[Extracted records]
▼

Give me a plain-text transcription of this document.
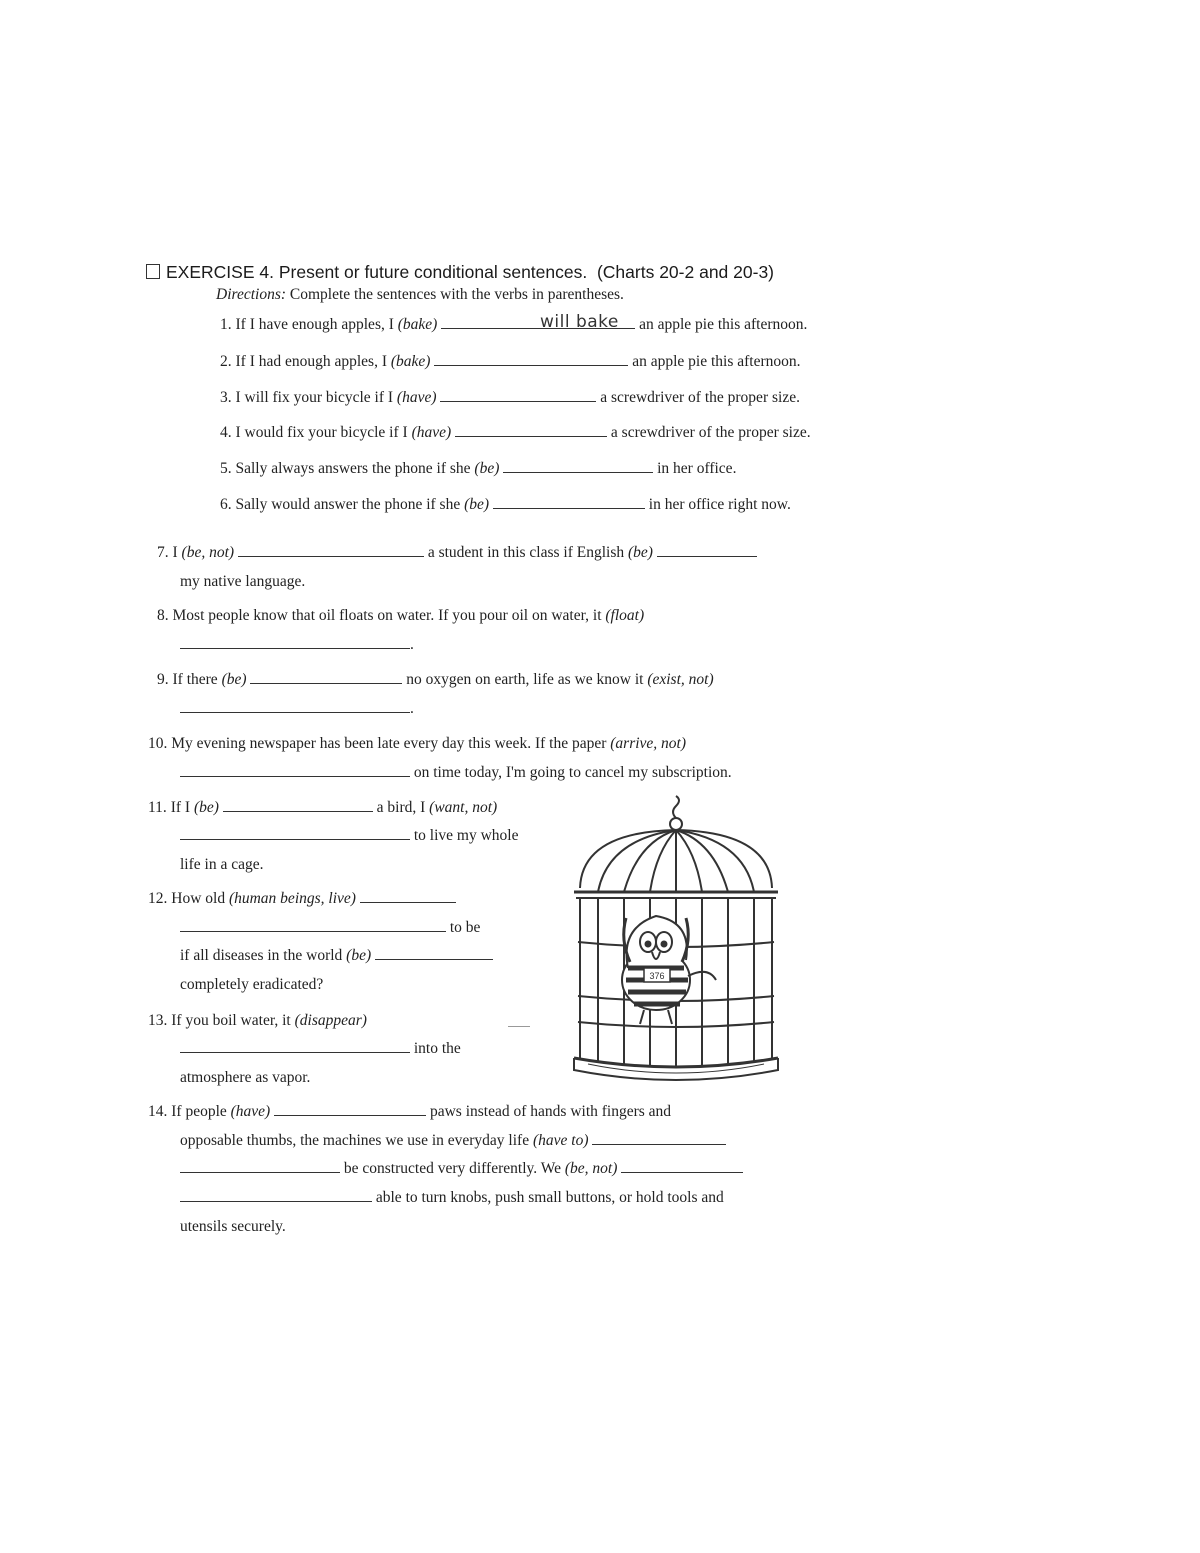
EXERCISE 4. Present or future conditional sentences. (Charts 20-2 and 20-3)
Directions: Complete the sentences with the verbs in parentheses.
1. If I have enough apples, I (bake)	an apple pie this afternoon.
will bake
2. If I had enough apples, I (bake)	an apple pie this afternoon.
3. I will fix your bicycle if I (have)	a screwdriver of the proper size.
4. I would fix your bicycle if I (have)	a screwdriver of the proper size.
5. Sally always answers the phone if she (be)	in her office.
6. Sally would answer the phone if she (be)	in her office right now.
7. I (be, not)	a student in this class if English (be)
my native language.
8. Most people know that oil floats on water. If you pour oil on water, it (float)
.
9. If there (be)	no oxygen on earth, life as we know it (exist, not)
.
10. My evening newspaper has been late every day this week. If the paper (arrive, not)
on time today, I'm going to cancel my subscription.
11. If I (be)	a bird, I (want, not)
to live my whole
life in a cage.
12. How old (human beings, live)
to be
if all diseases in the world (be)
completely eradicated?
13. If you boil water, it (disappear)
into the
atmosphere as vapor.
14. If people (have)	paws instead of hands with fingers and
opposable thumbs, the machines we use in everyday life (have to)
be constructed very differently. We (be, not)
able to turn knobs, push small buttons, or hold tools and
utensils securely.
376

▲

• Written exercise
The listing above needs to be output again exactly. Don't include the pictures.

• Written answer
Give me a plain-text transcription of this document.
EXERCISE 4. Present or future conditional sentences. (Charts 20-2 and 20-3)
Directions: Complete the sentences with the verbs in parentheses.
1. If I have enough apples, I (bake)	an apple pie this afternoon.
will bake
2. If I had enough apples, I (bake)	an apple pie this afternoon.
3. I will fix your bicycle if I (have)	a screwdriver of the proper size.
4. I would fix your bicycle if I (have)	a screwdriver of the proper size.
5. Sally always answers the phone if she (be)	in her office.
6. Sally would answer the phone if she (be)	in her office right now.
7. I (be, not)	a student in this class if English (be)
my native language.
8. Most people know that oil floats on water. If you pour oil on water, it (float)
.
9. If there (be)	no oxygen on earth, life as we know it (exist, not)
.
10. My evening newspaper has been late every day this week. If the paper (arrive, not)
on time today, I'm going to cancel my subscription.
11. If I (be)	a bird, I (want, not)
to live my whole
life in a cage.
12. How old (human beings, live)
to be
if all diseases in the world (be)
completely eradicated?
13. If you boil water, it (disappear)
into the
atmosphere as vapor.
14. If people (have)	paws instead of hands with fingers and
opposable thumbs, the machines we use in everyday life (have to)
be constructed very differently. We (be, not)
able to turn knobs, push small buttons, or hold tools and
utensils securely.
376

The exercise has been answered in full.